[BEGIN]

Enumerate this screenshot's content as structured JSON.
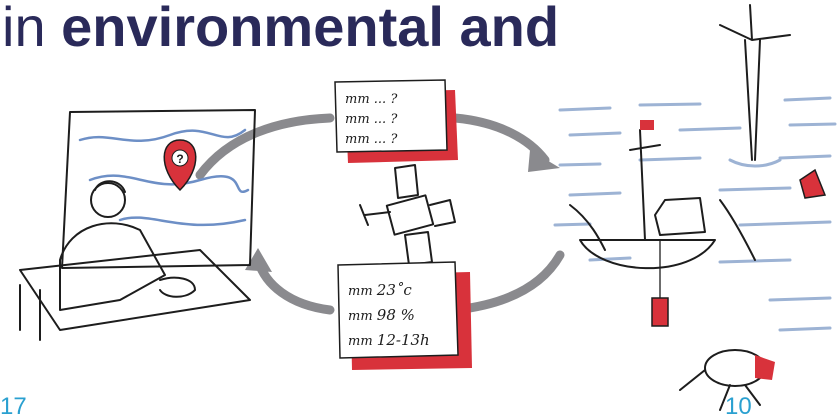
{
  "header": {
    "title_regular": "in",
    "title_bold": "environmental and"
  },
  "note": {
    "lines": [
      "23˚c",
      "98 %",
      "12-13h"
    ]
  },
  "footer": {
    "left": "17",
    "right": "10"
  }
}
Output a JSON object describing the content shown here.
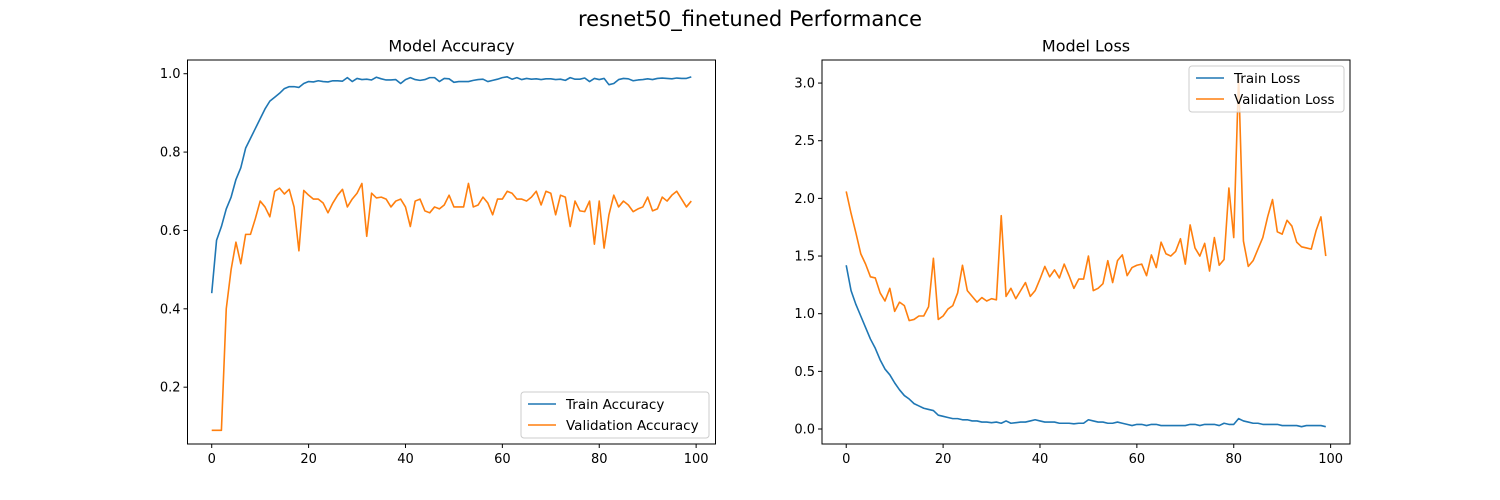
{
  "figure": {
    "title": "resnet50_finetuned Performance"
  },
  "colors": {
    "train": "#1f77b4",
    "validation": "#ff7f0e"
  },
  "chart_data": [
    {
      "type": "line",
      "title": "Model Accuracy",
      "xlabel": "",
      "ylabel": "",
      "xlim": [
        -5,
        104
      ],
      "ylim": [
        0.055,
        1.035
      ],
      "xticks": [
        0,
        20,
        40,
        60,
        80,
        100
      ],
      "yticks": [
        0.2,
        0.4,
        0.6,
        0.8,
        1.0
      ],
      "xtick_labels": [
        "0",
        "20",
        "40",
        "60",
        "80",
        "100"
      ],
      "ytick_labels": [
        "0.2",
        "0.4",
        "0.6",
        "0.8",
        "1.0"
      ],
      "grid": false,
      "legend_position": "lower-right",
      "series": [
        {
          "name": "Train Accuracy",
          "color": "#1f77b4",
          "x": [
            0,
            1,
            2,
            3,
            4,
            5,
            6,
            7,
            8,
            9,
            10,
            11,
            12,
            13,
            14,
            15,
            16,
            17,
            18,
            19,
            20,
            21,
            22,
            23,
            24,
            25,
            26,
            27,
            28,
            29,
            30,
            31,
            32,
            33,
            34,
            35,
            36,
            37,
            38,
            39,
            40,
            41,
            42,
            43,
            44,
            45,
            46,
            47,
            48,
            49,
            50,
            51,
            52,
            53,
            54,
            55,
            56,
            57,
            58,
            59,
            60,
            61,
            62,
            63,
            64,
            65,
            66,
            67,
            68,
            69,
            70,
            71,
            72,
            73,
            74,
            75,
            76,
            77,
            78,
            79,
            80,
            81,
            82,
            83,
            84,
            85,
            86,
            87,
            88,
            89,
            90,
            91,
            92,
            93,
            94,
            95,
            96,
            97,
            98,
            99
          ],
          "values": [
            0.44,
            0.575,
            0.61,
            0.655,
            0.685,
            0.73,
            0.76,
            0.81,
            0.835,
            0.86,
            0.885,
            0.91,
            0.93,
            0.94,
            0.95,
            0.962,
            0.967,
            0.967,
            0.965,
            0.975,
            0.98,
            0.979,
            0.982,
            0.98,
            0.979,
            0.982,
            0.982,
            0.981,
            0.99,
            0.98,
            0.988,
            0.985,
            0.986,
            0.984,
            0.991,
            0.987,
            0.984,
            0.984,
            0.985,
            0.975,
            0.985,
            0.99,
            0.985,
            0.983,
            0.985,
            0.99,
            0.99,
            0.98,
            0.988,
            0.987,
            0.978,
            0.98,
            0.98,
            0.98,
            0.983,
            0.985,
            0.986,
            0.98,
            0.983,
            0.986,
            0.99,
            0.992,
            0.986,
            0.99,
            0.985,
            0.988,
            0.986,
            0.987,
            0.985,
            0.987,
            0.987,
            0.985,
            0.986,
            0.983,
            0.99,
            0.986,
            0.986,
            0.989,
            0.98,
            0.988,
            0.985,
            0.988,
            0.972,
            0.975,
            0.985,
            0.988,
            0.987,
            0.982,
            0.984,
            0.985,
            0.987,
            0.985,
            0.988,
            0.989,
            0.988,
            0.987,
            0.989,
            0.988,
            0.988,
            0.992
          ]
        },
        {
          "name": "Validation Accuracy",
          "color": "#ff7f0e",
          "x": [
            0,
            1,
            2,
            3,
            4,
            5,
            6,
            7,
            8,
            9,
            10,
            11,
            12,
            13,
            14,
            15,
            16,
            17,
            18,
            19,
            20,
            21,
            22,
            23,
            24,
            25,
            26,
            27,
            28,
            29,
            30,
            31,
            32,
            33,
            34,
            35,
            36,
            37,
            38,
            39,
            40,
            41,
            42,
            43,
            44,
            45,
            46,
            47,
            48,
            49,
            50,
            51,
            52,
            53,
            54,
            55,
            56,
            57,
            58,
            59,
            60,
            61,
            62,
            63,
            64,
            65,
            66,
            67,
            68,
            69,
            70,
            71,
            72,
            73,
            74,
            75,
            76,
            77,
            78,
            79,
            80,
            81,
            82,
            83,
            84,
            85,
            86,
            87,
            88,
            89,
            90,
            91,
            92,
            93,
            94,
            95,
            96,
            97,
            98,
            99
          ],
          "values": [
            0.09,
            0.09,
            0.09,
            0.4,
            0.5,
            0.57,
            0.515,
            0.59,
            0.59,
            0.63,
            0.675,
            0.66,
            0.635,
            0.7,
            0.708,
            0.693,
            0.705,
            0.66,
            0.548,
            0.702,
            0.69,
            0.68,
            0.68,
            0.67,
            0.645,
            0.67,
            0.69,
            0.705,
            0.66,
            0.68,
            0.695,
            0.72,
            0.585,
            0.695,
            0.683,
            0.685,
            0.68,
            0.66,
            0.675,
            0.68,
            0.66,
            0.61,
            0.675,
            0.68,
            0.65,
            0.645,
            0.66,
            0.655,
            0.665,
            0.69,
            0.66,
            0.66,
            0.66,
            0.72,
            0.66,
            0.665,
            0.685,
            0.67,
            0.64,
            0.68,
            0.68,
            0.7,
            0.695,
            0.68,
            0.68,
            0.675,
            0.685,
            0.7,
            0.665,
            0.7,
            0.695,
            0.64,
            0.69,
            0.685,
            0.61,
            0.675,
            0.65,
            0.648,
            0.675,
            0.565,
            0.675,
            0.555,
            0.64,
            0.69,
            0.66,
            0.675,
            0.665,
            0.648,
            0.655,
            0.66,
            0.685,
            0.65,
            0.655,
            0.685,
            0.675,
            0.69,
            0.7,
            0.68,
            0.66,
            0.675
          ]
        }
      ]
    },
    {
      "type": "line",
      "title": "Model Loss",
      "xlabel": "",
      "ylabel": "",
      "xlim": [
        -5,
        104
      ],
      "ylim": [
        -0.13,
        3.2
      ],
      "xticks": [
        0,
        20,
        40,
        60,
        80,
        100
      ],
      "yticks": [
        0.0,
        0.5,
        1.0,
        1.5,
        2.0,
        2.5,
        3.0
      ],
      "xtick_labels": [
        "0",
        "20",
        "40",
        "60",
        "80",
        "100"
      ],
      "ytick_labels": [
        "0.0",
        "0.5",
        "1.0",
        "1.5",
        "2.0",
        "2.5",
        "3.0"
      ],
      "grid": false,
      "legend_position": "top-right",
      "series": [
        {
          "name": "Train Loss",
          "color": "#1f77b4",
          "x": [
            0,
            1,
            2,
            3,
            4,
            5,
            6,
            7,
            8,
            9,
            10,
            11,
            12,
            13,
            14,
            15,
            16,
            17,
            18,
            19,
            20,
            21,
            22,
            23,
            24,
            25,
            26,
            27,
            28,
            29,
            30,
            31,
            32,
            33,
            34,
            35,
            36,
            37,
            38,
            39,
            40,
            41,
            42,
            43,
            44,
            45,
            46,
            47,
            48,
            49,
            50,
            51,
            52,
            53,
            54,
            55,
            56,
            57,
            58,
            59,
            60,
            61,
            62,
            63,
            64,
            65,
            66,
            67,
            68,
            69,
            70,
            71,
            72,
            73,
            74,
            75,
            76,
            77,
            78,
            79,
            80,
            81,
            82,
            83,
            84,
            85,
            86,
            87,
            88,
            89,
            90,
            91,
            92,
            93,
            94,
            95,
            96,
            97,
            98,
            99
          ],
          "values": [
            1.42,
            1.2,
            1.08,
            0.98,
            0.88,
            0.78,
            0.7,
            0.6,
            0.52,
            0.47,
            0.4,
            0.34,
            0.29,
            0.26,
            0.22,
            0.2,
            0.18,
            0.17,
            0.16,
            0.12,
            0.11,
            0.1,
            0.09,
            0.09,
            0.08,
            0.08,
            0.07,
            0.07,
            0.06,
            0.06,
            0.055,
            0.06,
            0.05,
            0.07,
            0.05,
            0.055,
            0.06,
            0.06,
            0.07,
            0.08,
            0.07,
            0.06,
            0.06,
            0.06,
            0.05,
            0.05,
            0.05,
            0.045,
            0.05,
            0.05,
            0.08,
            0.07,
            0.06,
            0.06,
            0.05,
            0.05,
            0.06,
            0.05,
            0.04,
            0.03,
            0.04,
            0.04,
            0.03,
            0.04,
            0.04,
            0.03,
            0.03,
            0.03,
            0.03,
            0.03,
            0.03,
            0.04,
            0.04,
            0.03,
            0.04,
            0.04,
            0.04,
            0.03,
            0.05,
            0.04,
            0.04,
            0.09,
            0.07,
            0.06,
            0.05,
            0.05,
            0.04,
            0.04,
            0.04,
            0.04,
            0.03,
            0.03,
            0.03,
            0.03,
            0.02,
            0.03,
            0.03,
            0.03,
            0.03,
            0.02
          ]
        },
        {
          "name": "Validation Loss",
          "color": "#ff7f0e",
          "x": [
            0,
            1,
            2,
            3,
            4,
            5,
            6,
            7,
            8,
            9,
            10,
            11,
            12,
            13,
            14,
            15,
            16,
            17,
            18,
            19,
            20,
            21,
            22,
            23,
            24,
            25,
            26,
            27,
            28,
            29,
            30,
            31,
            32,
            33,
            34,
            35,
            36,
            37,
            38,
            39,
            40,
            41,
            42,
            43,
            44,
            45,
            46,
            47,
            48,
            49,
            50,
            51,
            52,
            53,
            54,
            55,
            56,
            57,
            58,
            59,
            60,
            61,
            62,
            63,
            64,
            65,
            66,
            67,
            68,
            69,
            70,
            71,
            72,
            73,
            74,
            75,
            76,
            77,
            78,
            79,
            80,
            81,
            82,
            83,
            84,
            85,
            86,
            87,
            88,
            89,
            90,
            91,
            92,
            93,
            94,
            95,
            96,
            97,
            98,
            99
          ],
          "values": [
            2.06,
            1.87,
            1.7,
            1.52,
            1.43,
            1.32,
            1.31,
            1.18,
            1.11,
            1.22,
            1.02,
            1.1,
            1.07,
            0.94,
            0.95,
            0.98,
            0.98,
            1.06,
            1.48,
            0.95,
            0.98,
            1.04,
            1.07,
            1.18,
            1.42,
            1.2,
            1.15,
            1.1,
            1.14,
            1.11,
            1.13,
            1.12,
            1.85,
            1.15,
            1.22,
            1.13,
            1.2,
            1.27,
            1.15,
            1.2,
            1.3,
            1.41,
            1.32,
            1.38,
            1.31,
            1.43,
            1.33,
            1.22,
            1.3,
            1.3,
            1.5,
            1.2,
            1.22,
            1.26,
            1.46,
            1.27,
            1.46,
            1.51,
            1.33,
            1.4,
            1.42,
            1.43,
            1.33,
            1.51,
            1.4,
            1.62,
            1.52,
            1.5,
            1.54,
            1.65,
            1.43,
            1.77,
            1.57,
            1.5,
            1.61,
            1.37,
            1.66,
            1.42,
            1.47,
            2.09,
            1.66,
            3.06,
            1.63,
            1.41,
            1.46,
            1.56,
            1.66,
            1.84,
            1.99,
            1.71,
            1.69,
            1.81,
            1.76,
            1.62,
            1.58,
            1.57,
            1.56,
            1.72,
            1.84,
            1.5
          ]
        }
      ]
    }
  ]
}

[END]

● Exercise prompt
From the listing above, collect every line that mentions the word "name".

● Solved exercise
          "name": "Train Accuracy",
          "name": "Validation Accuracy",
          "name": "Train Loss",
          "name": "Validation Loss",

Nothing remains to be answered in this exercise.